[Data records]
════

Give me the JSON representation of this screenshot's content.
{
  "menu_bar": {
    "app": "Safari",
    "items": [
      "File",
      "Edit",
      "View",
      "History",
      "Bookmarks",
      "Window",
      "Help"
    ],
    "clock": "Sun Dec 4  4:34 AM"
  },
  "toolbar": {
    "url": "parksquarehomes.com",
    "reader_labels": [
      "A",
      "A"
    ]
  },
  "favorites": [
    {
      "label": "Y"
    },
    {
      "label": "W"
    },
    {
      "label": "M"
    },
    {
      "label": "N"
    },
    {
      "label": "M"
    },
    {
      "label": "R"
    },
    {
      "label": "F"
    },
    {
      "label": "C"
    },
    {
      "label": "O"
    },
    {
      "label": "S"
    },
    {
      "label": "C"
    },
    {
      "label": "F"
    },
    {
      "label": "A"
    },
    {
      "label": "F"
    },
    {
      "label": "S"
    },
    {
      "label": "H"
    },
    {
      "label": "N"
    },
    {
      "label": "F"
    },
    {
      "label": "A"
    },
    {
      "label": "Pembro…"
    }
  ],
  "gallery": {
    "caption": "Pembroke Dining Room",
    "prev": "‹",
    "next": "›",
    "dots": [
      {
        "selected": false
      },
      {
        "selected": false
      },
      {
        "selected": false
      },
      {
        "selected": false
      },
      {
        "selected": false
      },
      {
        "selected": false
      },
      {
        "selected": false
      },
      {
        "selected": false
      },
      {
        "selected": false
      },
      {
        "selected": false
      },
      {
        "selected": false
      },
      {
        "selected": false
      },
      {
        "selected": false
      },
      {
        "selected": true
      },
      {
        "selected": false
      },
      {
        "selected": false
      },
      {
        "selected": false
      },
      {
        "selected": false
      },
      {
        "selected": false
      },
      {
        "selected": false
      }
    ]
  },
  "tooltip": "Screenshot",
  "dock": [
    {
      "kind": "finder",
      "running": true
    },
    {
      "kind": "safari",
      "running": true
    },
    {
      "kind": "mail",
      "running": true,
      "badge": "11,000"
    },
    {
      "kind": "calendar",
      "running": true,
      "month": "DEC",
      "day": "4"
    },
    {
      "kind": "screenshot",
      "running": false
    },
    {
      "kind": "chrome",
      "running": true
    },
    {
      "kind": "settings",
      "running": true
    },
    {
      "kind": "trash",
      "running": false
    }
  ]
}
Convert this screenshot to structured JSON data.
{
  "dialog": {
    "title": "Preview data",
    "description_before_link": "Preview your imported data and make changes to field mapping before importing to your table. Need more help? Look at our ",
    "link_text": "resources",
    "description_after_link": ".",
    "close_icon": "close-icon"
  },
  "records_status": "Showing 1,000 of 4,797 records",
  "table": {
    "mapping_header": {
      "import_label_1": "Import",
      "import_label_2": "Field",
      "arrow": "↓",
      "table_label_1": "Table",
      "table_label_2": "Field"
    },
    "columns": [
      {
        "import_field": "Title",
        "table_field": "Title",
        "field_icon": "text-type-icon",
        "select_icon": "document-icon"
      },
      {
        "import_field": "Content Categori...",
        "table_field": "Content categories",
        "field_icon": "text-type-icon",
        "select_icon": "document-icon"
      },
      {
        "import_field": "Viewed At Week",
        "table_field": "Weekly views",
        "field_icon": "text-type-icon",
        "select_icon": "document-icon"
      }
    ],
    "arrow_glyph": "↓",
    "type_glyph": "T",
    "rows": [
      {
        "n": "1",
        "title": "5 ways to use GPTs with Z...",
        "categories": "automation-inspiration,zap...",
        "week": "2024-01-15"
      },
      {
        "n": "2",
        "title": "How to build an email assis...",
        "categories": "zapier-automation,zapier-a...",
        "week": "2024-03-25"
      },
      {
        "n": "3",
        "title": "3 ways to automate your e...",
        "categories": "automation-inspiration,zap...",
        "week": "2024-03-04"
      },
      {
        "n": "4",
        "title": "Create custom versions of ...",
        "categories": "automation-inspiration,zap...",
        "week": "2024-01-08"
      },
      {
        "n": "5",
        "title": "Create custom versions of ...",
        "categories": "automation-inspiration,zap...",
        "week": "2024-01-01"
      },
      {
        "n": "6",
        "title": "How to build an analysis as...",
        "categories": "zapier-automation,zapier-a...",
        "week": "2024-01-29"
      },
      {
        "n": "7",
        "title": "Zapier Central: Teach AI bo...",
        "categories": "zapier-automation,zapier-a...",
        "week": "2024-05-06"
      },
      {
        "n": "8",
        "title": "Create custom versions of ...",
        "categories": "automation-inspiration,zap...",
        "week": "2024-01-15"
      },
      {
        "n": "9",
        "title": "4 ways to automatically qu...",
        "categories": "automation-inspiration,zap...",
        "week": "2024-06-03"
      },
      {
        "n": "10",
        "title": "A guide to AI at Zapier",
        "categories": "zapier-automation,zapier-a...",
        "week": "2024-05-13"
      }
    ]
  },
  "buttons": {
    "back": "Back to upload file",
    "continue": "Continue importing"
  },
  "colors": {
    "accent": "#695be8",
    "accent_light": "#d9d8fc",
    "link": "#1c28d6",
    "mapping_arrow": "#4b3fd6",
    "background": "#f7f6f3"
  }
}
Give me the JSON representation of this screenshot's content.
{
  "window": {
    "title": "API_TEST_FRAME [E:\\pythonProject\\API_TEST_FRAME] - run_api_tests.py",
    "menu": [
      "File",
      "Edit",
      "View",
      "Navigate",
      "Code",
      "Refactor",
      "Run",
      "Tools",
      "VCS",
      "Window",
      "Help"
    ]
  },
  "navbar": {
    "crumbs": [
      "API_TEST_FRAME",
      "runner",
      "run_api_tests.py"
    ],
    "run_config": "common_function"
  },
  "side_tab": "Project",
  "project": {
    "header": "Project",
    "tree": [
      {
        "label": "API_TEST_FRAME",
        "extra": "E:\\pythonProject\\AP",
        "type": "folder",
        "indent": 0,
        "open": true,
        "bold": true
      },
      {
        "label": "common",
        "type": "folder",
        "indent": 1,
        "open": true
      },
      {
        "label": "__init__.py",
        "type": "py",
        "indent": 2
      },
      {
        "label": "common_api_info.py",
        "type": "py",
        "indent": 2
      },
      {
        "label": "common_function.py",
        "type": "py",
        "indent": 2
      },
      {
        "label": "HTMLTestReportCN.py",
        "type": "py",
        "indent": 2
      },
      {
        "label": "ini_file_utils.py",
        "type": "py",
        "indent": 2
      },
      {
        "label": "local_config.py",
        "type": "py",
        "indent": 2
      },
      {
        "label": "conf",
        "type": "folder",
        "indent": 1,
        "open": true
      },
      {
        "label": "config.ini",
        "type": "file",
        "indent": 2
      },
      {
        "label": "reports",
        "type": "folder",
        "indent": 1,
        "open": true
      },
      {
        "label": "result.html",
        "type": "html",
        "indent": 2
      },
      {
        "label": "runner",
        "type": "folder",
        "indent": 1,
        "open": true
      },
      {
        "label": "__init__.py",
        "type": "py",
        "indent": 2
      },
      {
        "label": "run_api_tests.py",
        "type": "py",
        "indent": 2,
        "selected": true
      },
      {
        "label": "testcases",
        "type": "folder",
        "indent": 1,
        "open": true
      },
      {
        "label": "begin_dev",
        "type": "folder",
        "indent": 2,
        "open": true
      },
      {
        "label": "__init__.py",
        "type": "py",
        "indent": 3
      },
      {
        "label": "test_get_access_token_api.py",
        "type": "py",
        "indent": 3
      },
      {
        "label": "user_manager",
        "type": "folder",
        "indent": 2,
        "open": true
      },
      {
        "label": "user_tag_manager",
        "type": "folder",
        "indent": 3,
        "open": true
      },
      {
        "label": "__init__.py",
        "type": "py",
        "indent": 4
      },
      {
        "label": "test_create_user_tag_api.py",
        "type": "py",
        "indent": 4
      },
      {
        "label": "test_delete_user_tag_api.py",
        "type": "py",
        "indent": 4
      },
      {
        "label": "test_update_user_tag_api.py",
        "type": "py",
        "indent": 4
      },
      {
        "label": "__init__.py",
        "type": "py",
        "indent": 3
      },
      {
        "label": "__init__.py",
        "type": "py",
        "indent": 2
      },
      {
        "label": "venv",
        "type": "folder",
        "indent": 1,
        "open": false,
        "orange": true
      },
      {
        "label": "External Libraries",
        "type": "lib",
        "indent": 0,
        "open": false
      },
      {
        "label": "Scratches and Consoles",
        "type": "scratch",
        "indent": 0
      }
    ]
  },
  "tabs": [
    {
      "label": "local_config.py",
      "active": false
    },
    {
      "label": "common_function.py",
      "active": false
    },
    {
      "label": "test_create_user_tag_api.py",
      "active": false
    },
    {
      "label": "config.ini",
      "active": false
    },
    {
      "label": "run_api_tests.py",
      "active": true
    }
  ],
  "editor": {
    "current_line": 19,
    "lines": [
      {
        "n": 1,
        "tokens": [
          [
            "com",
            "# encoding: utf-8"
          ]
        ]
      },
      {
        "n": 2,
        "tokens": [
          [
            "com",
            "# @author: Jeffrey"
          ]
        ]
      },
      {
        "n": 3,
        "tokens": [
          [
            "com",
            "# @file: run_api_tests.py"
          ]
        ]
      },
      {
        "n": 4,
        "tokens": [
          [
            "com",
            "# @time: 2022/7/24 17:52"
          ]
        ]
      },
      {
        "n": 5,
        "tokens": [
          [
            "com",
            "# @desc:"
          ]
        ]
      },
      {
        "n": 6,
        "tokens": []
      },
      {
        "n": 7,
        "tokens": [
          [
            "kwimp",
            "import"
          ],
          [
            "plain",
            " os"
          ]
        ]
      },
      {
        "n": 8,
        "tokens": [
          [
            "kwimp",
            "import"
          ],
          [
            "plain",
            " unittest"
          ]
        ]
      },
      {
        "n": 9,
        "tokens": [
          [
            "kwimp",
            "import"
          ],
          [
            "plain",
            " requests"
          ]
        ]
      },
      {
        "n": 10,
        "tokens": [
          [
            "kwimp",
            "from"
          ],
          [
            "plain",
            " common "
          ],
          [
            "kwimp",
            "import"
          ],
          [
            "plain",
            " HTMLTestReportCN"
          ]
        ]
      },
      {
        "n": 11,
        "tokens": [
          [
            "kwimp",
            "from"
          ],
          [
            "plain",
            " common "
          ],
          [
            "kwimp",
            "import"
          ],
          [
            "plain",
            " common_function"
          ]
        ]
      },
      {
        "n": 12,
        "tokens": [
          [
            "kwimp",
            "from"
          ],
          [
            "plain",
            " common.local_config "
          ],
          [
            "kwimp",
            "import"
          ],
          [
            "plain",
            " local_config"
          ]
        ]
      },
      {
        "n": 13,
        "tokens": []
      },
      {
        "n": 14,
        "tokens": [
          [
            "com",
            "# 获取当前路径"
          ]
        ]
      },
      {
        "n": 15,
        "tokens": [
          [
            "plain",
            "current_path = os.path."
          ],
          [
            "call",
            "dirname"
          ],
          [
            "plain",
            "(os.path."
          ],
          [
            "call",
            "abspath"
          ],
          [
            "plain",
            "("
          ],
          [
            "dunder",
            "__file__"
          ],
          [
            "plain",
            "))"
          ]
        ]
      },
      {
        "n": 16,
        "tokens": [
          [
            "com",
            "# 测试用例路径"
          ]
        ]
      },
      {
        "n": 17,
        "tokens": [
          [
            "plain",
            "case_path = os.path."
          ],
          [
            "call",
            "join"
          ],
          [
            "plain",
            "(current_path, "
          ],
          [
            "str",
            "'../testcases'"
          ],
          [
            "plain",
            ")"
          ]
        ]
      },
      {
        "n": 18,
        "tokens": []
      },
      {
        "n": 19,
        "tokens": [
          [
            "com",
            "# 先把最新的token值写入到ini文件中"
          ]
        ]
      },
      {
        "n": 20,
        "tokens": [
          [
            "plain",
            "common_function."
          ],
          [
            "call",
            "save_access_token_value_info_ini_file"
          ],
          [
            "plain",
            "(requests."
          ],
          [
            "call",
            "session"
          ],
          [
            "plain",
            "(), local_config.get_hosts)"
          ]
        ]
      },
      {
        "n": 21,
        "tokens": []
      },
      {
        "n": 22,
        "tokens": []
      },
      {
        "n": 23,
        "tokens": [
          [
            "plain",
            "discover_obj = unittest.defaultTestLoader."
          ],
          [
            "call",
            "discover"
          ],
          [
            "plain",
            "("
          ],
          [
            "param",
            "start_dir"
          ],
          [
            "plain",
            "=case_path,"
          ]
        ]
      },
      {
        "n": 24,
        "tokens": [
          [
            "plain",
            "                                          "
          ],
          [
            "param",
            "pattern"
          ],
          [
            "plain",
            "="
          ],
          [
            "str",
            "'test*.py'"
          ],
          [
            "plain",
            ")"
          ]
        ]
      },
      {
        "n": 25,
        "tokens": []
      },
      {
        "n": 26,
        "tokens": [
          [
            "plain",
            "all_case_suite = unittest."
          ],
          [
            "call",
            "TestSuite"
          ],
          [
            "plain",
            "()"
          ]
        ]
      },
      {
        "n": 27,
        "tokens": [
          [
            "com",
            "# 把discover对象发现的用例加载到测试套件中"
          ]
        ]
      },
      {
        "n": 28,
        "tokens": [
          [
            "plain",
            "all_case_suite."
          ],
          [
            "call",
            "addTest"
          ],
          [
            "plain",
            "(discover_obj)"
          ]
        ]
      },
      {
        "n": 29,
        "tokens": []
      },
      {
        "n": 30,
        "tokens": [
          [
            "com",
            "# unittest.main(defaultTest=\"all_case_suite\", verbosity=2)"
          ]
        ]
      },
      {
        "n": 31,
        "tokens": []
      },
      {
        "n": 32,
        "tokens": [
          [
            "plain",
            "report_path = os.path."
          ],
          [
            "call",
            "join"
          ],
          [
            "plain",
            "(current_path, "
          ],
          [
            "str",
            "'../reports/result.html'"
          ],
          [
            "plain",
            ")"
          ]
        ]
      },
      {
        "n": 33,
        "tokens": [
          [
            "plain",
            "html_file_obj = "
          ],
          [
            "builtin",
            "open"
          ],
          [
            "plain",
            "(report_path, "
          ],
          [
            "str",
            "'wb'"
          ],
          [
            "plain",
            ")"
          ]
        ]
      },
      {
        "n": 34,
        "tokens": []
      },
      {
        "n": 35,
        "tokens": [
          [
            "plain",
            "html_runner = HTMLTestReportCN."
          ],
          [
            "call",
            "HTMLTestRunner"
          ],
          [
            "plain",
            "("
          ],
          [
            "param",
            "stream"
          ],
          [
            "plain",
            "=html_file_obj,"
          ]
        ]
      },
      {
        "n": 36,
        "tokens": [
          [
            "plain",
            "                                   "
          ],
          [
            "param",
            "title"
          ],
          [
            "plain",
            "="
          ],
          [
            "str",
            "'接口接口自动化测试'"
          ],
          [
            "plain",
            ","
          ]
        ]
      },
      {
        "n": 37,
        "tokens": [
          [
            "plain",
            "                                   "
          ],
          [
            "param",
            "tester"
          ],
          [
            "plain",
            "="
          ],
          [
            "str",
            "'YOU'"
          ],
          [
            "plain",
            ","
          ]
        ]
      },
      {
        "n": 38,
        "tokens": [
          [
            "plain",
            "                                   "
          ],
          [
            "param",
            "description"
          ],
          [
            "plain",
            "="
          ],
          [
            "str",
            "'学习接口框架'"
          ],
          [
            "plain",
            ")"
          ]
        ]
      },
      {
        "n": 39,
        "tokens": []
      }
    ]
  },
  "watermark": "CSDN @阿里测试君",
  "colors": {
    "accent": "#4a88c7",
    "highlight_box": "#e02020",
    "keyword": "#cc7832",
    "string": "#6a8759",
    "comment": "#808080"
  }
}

════

■ **SHORT EXERCISE**
Of the lines in this listing, how many contain "HTMLTestReportCN"? Reply with the number and nothing more.

■ **PROBLEM SOLUTION**
3